JOB: List each line of the data that holds the string "name".

====== SUPPLIED RECORDS ======

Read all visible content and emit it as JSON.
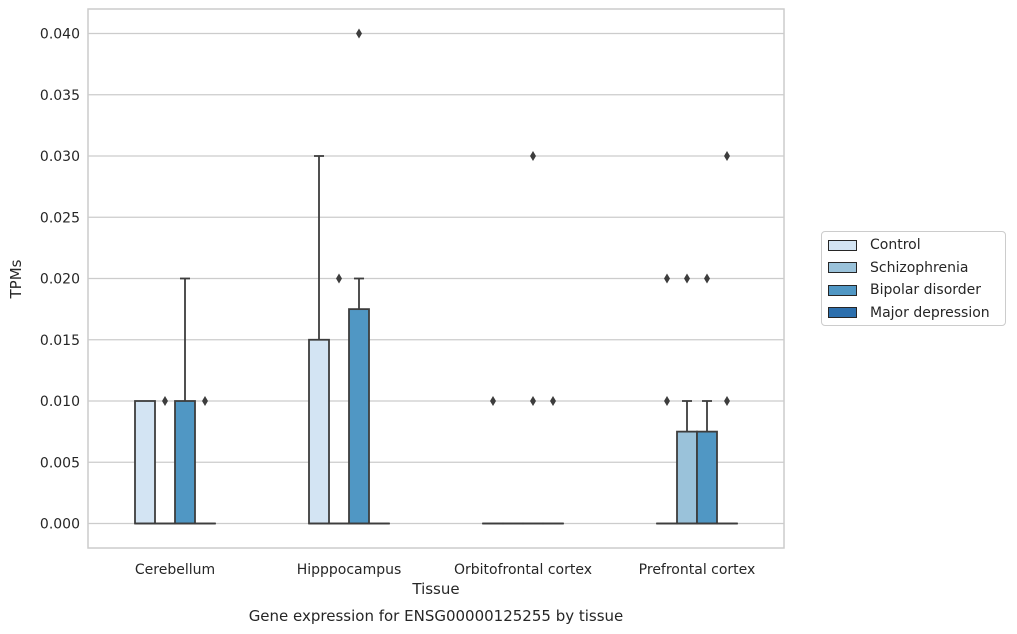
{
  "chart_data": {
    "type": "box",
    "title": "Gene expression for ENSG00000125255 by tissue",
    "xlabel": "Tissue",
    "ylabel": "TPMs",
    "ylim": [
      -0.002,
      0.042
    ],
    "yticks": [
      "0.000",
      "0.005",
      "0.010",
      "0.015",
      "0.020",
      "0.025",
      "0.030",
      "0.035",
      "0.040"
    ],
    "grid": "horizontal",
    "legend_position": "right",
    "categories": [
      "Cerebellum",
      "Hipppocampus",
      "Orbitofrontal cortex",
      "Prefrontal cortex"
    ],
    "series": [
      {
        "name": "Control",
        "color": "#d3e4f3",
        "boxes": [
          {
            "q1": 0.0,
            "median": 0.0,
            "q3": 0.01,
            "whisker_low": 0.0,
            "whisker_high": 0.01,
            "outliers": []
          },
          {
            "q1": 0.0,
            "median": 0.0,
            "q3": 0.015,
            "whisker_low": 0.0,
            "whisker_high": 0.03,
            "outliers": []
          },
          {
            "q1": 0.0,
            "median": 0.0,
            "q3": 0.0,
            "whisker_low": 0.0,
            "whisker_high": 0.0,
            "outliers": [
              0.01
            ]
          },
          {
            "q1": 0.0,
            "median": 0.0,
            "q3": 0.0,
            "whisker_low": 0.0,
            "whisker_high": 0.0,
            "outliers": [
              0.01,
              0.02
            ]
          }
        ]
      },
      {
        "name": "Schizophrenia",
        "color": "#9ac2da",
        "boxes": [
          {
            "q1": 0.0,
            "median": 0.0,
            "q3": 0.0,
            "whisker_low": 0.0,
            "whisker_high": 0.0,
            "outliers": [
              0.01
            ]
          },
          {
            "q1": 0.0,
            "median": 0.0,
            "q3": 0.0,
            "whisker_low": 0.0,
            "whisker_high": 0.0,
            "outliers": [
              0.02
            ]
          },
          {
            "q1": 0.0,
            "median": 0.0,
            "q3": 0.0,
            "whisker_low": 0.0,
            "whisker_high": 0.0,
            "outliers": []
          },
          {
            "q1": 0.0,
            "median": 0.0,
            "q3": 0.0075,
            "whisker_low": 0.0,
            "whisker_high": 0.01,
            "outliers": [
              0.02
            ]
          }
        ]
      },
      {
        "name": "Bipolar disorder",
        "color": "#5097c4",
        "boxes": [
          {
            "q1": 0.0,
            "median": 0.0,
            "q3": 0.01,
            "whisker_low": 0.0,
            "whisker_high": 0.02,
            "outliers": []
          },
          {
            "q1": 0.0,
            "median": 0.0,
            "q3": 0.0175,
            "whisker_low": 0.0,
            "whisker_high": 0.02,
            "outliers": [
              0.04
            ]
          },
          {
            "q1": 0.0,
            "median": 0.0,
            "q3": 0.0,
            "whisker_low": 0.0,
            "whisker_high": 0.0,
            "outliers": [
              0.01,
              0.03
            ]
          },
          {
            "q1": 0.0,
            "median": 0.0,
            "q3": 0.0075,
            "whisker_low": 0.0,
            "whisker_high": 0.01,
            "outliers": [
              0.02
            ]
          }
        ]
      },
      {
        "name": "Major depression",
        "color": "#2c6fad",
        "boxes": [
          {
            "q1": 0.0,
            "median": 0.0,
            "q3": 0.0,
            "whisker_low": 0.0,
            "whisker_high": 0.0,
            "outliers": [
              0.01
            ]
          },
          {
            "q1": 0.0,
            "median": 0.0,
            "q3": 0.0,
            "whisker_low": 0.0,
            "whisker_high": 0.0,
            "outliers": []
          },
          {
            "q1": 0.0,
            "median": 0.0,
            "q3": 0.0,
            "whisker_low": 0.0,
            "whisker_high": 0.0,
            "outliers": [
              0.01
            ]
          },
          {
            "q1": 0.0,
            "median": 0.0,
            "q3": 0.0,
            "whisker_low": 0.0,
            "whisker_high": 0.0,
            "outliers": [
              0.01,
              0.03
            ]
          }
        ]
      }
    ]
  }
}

======

TASK RESPONSE:
        "name": "Control",
        "name": "Schizophrenia",
        "name": "Bipolar disorder",
        "name": "Major depression",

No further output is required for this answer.